◆ What the task requires ◆
Every entry below must be repeated exactly; skip the pictures.

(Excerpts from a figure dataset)

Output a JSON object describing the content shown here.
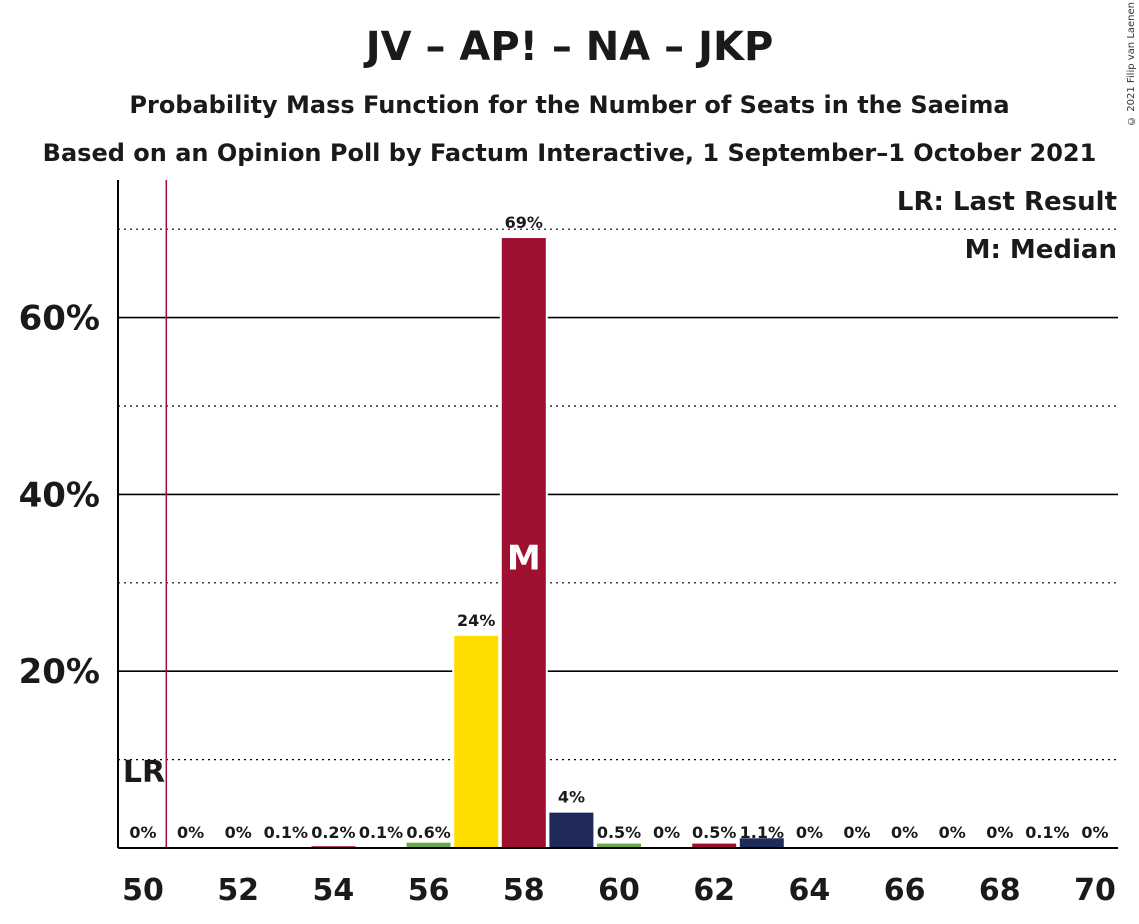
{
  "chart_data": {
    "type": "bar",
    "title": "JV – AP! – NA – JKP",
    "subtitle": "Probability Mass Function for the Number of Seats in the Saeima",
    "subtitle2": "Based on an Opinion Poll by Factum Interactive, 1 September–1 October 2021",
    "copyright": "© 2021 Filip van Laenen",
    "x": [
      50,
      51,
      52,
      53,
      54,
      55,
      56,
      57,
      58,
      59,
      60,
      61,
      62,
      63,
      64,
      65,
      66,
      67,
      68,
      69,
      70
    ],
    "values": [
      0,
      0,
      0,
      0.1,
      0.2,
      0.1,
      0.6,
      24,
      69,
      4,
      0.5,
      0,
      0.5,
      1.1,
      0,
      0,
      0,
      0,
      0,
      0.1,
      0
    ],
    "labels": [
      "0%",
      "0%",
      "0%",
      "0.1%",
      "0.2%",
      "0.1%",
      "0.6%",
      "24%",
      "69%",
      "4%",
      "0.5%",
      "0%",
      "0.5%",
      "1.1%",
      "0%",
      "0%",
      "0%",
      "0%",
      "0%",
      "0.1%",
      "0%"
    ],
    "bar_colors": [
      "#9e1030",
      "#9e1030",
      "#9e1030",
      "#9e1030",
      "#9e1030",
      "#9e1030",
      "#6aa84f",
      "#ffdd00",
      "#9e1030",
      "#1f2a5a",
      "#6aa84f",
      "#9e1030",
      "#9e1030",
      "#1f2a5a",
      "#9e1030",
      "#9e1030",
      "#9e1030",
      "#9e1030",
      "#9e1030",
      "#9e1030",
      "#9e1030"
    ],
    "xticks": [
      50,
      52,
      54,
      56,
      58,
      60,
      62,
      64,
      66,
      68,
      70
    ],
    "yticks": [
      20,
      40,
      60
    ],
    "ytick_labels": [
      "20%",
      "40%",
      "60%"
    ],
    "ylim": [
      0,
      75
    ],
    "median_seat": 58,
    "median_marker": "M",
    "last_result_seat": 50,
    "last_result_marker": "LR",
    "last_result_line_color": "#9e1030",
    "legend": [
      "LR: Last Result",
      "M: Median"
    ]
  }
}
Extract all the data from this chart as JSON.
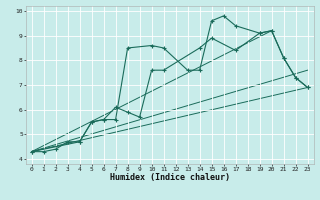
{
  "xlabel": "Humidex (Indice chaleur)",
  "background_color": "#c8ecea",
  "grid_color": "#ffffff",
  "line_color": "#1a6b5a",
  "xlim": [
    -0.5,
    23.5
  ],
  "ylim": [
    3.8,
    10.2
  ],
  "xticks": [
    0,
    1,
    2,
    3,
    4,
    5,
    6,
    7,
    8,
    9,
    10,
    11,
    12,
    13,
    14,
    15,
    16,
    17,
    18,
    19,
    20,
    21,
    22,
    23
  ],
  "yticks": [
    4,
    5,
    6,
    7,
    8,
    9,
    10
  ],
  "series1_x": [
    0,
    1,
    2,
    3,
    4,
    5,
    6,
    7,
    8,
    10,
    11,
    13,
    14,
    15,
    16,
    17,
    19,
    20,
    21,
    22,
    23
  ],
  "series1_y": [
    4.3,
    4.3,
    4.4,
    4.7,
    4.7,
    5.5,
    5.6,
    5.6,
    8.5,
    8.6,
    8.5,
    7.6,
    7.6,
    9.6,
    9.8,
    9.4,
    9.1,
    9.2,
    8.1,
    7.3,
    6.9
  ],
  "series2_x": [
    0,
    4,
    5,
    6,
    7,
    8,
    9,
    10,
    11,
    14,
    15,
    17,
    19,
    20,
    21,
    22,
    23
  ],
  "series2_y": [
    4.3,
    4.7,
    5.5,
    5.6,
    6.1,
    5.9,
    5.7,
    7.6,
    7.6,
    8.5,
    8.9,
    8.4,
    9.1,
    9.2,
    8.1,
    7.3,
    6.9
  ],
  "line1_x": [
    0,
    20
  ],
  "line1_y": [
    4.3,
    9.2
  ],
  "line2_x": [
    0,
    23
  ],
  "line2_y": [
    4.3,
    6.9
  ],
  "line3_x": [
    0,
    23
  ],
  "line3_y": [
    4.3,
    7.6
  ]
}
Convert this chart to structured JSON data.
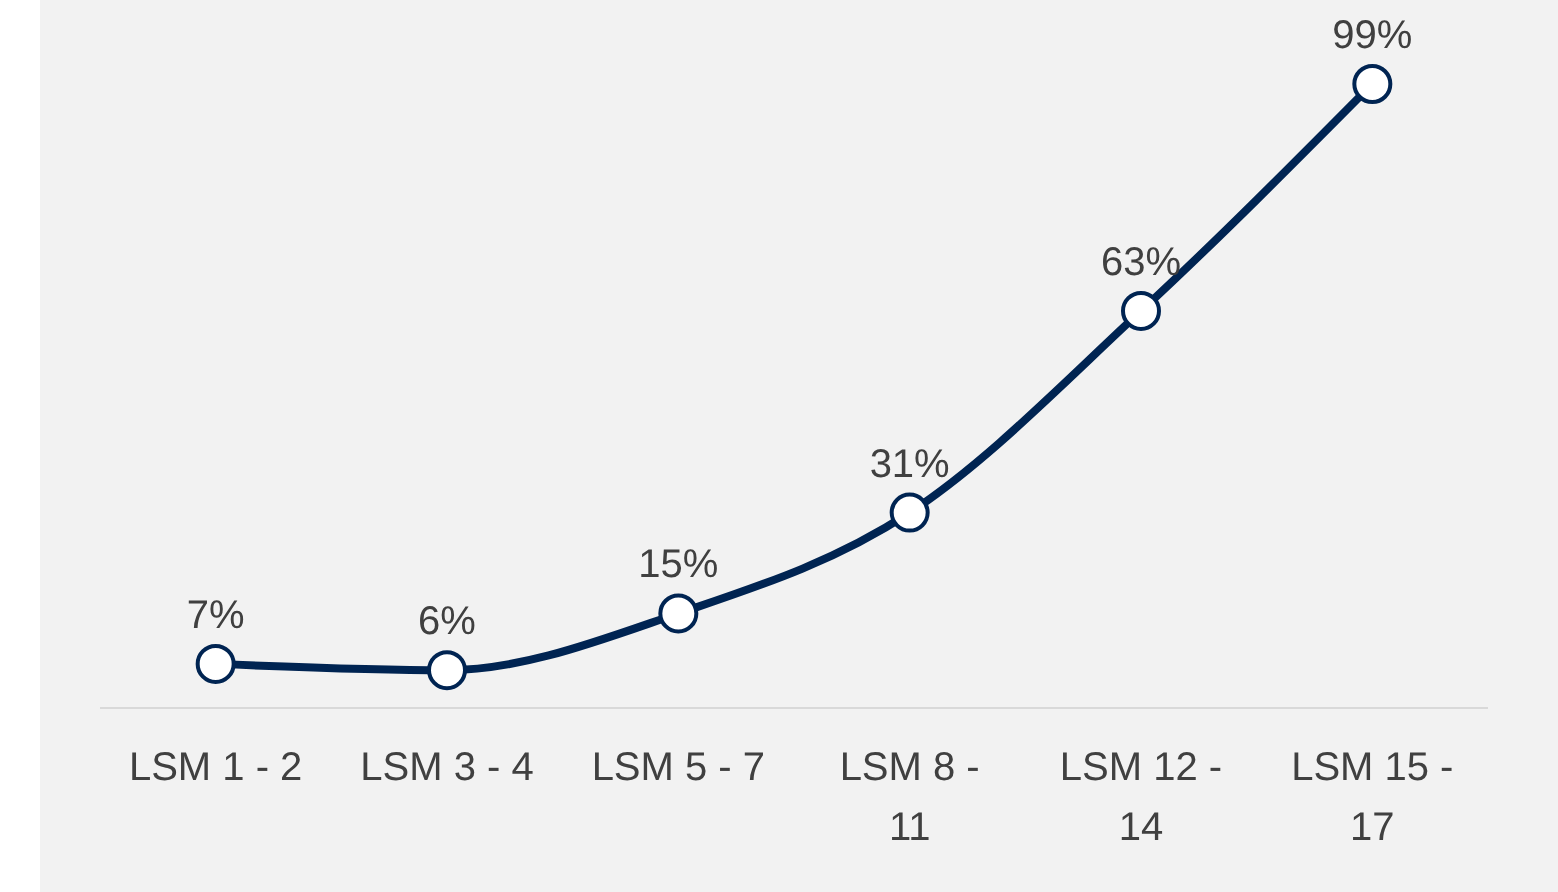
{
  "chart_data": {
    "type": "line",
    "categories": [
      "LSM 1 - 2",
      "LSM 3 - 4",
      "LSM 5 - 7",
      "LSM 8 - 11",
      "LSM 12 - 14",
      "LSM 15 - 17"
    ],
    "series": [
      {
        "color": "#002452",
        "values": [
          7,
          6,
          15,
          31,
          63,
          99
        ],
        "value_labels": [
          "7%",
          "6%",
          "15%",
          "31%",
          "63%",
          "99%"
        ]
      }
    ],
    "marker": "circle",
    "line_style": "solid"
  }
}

◆ The reply ◆
Output a JSON object describing the content shown here.
{
  "chart_data": {
    "type": "bar",
    "title": "JV – AP! – NA – JKP",
    "subtitle": "Probability Mass Function for the Number of Seats in the Saeima",
    "subtitle2": "Based on an Opinion Poll by Factum Interactive, 1 September–1 October 2021",
    "copyright": "© 2021 Filip van Laenen",
    "x": [
      50,
      51,
      52,
      53,
      54,
      55,
      56,
      57,
      58,
      59,
      60,
      61,
      62,
      63,
      64,
      65,
      66,
      67,
      68,
      69,
      70
    ],
    "values": [
      0,
      0,
      0,
      0.1,
      0.2,
      0.1,
      0.6,
      24,
      69,
      4,
      0.5,
      0,
      0.5,
      1.1,
      0,
      0,
      0,
      0,
      0,
      0.1,
      0
    ],
    "labels": [
      "0%",
      "0%",
      "0%",
      "0.1%",
      "0.2%",
      "0.1%",
      "0.6%",
      "24%",
      "69%",
      "4%",
      "0.5%",
      "0%",
      "0.5%",
      "1.1%",
      "0%",
      "0%",
      "0%",
      "0%",
      "0%",
      "0.1%",
      "0%"
    ],
    "bar_colors": [
      "#9e1030",
      "#9e1030",
      "#9e1030",
      "#9e1030",
      "#9e1030",
      "#9e1030",
      "#6aa84f",
      "#ffdd00",
      "#9e1030",
      "#1f2a5a",
      "#6aa84f",
      "#9e1030",
      "#9e1030",
      "#1f2a5a",
      "#9e1030",
      "#9e1030",
      "#9e1030",
      "#9e1030",
      "#9e1030",
      "#9e1030",
      "#9e1030"
    ],
    "xticks": [
      50,
      52,
      54,
      56,
      58,
      60,
      62,
      64,
      66,
      68,
      70
    ],
    "yticks": [
      20,
      40,
      60
    ],
    "ytick_labels": [
      "20%",
      "40%",
      "60%"
    ],
    "ylim": [
      0,
      75
    ],
    "median_seat": 58,
    "median_marker": "M",
    "last_result_seat": 50,
    "last_result_marker": "LR",
    "last_result_line_color": "#9e1030",
    "legend": [
      "LR: Last Result",
      "M: Median"
    ]
  }
}
Extract all the data from this chart as JSON.
{
  "xlabel": "Humidex (Indice chaleur)",
  "background_color": "#c8ecea",
  "grid_color": "#ffffff",
  "line_color": "#1a6b5a",
  "xlim": [
    -0.5,
    23.5
  ],
  "ylim": [
    3.8,
    10.2
  ],
  "xticks": [
    0,
    1,
    2,
    3,
    4,
    5,
    6,
    7,
    8,
    9,
    10,
    11,
    12,
    13,
    14,
    15,
    16,
    17,
    18,
    19,
    20,
    21,
    22,
    23
  ],
  "yticks": [
    4,
    5,
    6,
    7,
    8,
    9,
    10
  ],
  "series1_x": [
    0,
    1,
    2,
    3,
    4,
    5,
    6,
    7,
    8,
    10,
    11,
    13,
    14,
    15,
    16,
    17,
    19,
    20,
    21,
    22,
    23
  ],
  "series1_y": [
    4.3,
    4.3,
    4.4,
    4.7,
    4.7,
    5.5,
    5.6,
    5.6,
    8.5,
    8.6,
    8.5,
    7.6,
    7.6,
    9.6,
    9.8,
    9.4,
    9.1,
    9.2,
    8.1,
    7.3,
    6.9
  ],
  "series2_x": [
    0,
    4,
    5,
    6,
    7,
    8,
    9,
    10,
    11,
    14,
    15,
    17,
    19,
    20,
    21,
    22,
    23
  ],
  "series2_y": [
    4.3,
    4.7,
    5.5,
    5.6,
    6.1,
    5.9,
    5.7,
    7.6,
    7.6,
    8.5,
    8.9,
    8.4,
    9.1,
    9.2,
    8.1,
    7.3,
    6.9
  ],
  "line1_x": [
    0,
    20
  ],
  "line1_y": [
    4.3,
    9.2
  ],
  "line2_x": [
    0,
    23
  ],
  "line2_y": [
    4.3,
    6.9
  ],
  "line3_x": [
    0,
    23
  ],
  "line3_y": [
    4.3,
    7.6
  ]
}
Convert this chart to structured JSON data.
{
  "chart_data": {
    "type": "line",
    "categories": [
      "LSM 1 - 2",
      "LSM 3 - 4",
      "LSM 5 - 7",
      "LSM 8 - 11",
      "LSM 12 - 14",
      "LSM 15 - 17"
    ],
    "series": [
      {
        "color": "#002452",
        "values": [
          7,
          6,
          15,
          31,
          63,
          99
        ],
        "value_labels": [
          "7%",
          "6%",
          "15%",
          "31%",
          "63%",
          "99%"
        ]
      }
    ],
    "marker": "circle",
    "line_style": "solid"
  }
}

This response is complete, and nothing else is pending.